Dataset:
+ + + +

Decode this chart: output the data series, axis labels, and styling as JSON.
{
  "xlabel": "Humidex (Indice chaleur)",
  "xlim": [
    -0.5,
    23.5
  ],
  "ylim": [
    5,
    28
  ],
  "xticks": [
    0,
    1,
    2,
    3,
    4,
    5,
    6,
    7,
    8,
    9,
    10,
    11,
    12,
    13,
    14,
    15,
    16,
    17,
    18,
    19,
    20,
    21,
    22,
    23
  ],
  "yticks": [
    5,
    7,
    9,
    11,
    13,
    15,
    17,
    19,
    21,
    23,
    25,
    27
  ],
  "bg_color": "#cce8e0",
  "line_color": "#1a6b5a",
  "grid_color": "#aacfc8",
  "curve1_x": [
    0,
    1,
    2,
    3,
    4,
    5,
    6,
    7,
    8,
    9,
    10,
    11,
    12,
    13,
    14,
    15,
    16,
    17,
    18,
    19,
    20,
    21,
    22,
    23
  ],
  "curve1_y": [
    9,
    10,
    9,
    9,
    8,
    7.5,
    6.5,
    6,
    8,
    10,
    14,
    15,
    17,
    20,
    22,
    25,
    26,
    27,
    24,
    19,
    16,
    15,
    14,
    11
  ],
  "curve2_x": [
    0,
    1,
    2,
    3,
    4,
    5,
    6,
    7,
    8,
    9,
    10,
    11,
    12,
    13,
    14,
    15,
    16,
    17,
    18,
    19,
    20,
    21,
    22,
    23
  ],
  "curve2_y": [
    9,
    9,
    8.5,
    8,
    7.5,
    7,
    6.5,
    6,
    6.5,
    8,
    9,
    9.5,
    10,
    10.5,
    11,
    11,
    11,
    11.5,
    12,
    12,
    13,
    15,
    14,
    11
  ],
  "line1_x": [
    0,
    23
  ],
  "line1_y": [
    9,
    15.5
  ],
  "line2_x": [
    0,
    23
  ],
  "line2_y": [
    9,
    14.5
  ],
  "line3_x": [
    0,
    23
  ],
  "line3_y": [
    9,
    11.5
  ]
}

+ + + +

What you should do:
Transcribe all of the entries without altering anything.

Complete response:
Decode this chart: output the data series, axis labels, and styling as JSON.
{
  "xlabel": "Humidex (Indice chaleur)",
  "xlim": [
    -0.5,
    23.5
  ],
  "ylim": [
    5,
    28
  ],
  "xticks": [
    0,
    1,
    2,
    3,
    4,
    5,
    6,
    7,
    8,
    9,
    10,
    11,
    12,
    13,
    14,
    15,
    16,
    17,
    18,
    19,
    20,
    21,
    22,
    23
  ],
  "yticks": [
    5,
    7,
    9,
    11,
    13,
    15,
    17,
    19,
    21,
    23,
    25,
    27
  ],
  "bg_color": "#cce8e0",
  "line_color": "#1a6b5a",
  "grid_color": "#aacfc8",
  "curve1_x": [
    0,
    1,
    2,
    3,
    4,
    5,
    6,
    7,
    8,
    9,
    10,
    11,
    12,
    13,
    14,
    15,
    16,
    17,
    18,
    19,
    20,
    21,
    22,
    23
  ],
  "curve1_y": [
    9,
    10,
    9,
    9,
    8,
    7.5,
    6.5,
    6,
    8,
    10,
    14,
    15,
    17,
    20,
    22,
    25,
    26,
    27,
    24,
    19,
    16,
    15,
    14,
    11
  ],
  "curve2_x": [
    0,
    1,
    2,
    3,
    4,
    5,
    6,
    7,
    8,
    9,
    10,
    11,
    12,
    13,
    14,
    15,
    16,
    17,
    18,
    19,
    20,
    21,
    22,
    23
  ],
  "curve2_y": [
    9,
    9,
    8.5,
    8,
    7.5,
    7,
    6.5,
    6,
    6.5,
    8,
    9,
    9.5,
    10,
    10.5,
    11,
    11,
    11,
    11.5,
    12,
    12,
    13,
    15,
    14,
    11
  ],
  "line1_x": [
    0,
    23
  ],
  "line1_y": [
    9,
    15.5
  ],
  "line2_x": [
    0,
    23
  ],
  "line2_y": [
    9,
    14.5
  ],
  "line3_x": [
    0,
    23
  ],
  "line3_y": [
    9,
    11.5
  ]
}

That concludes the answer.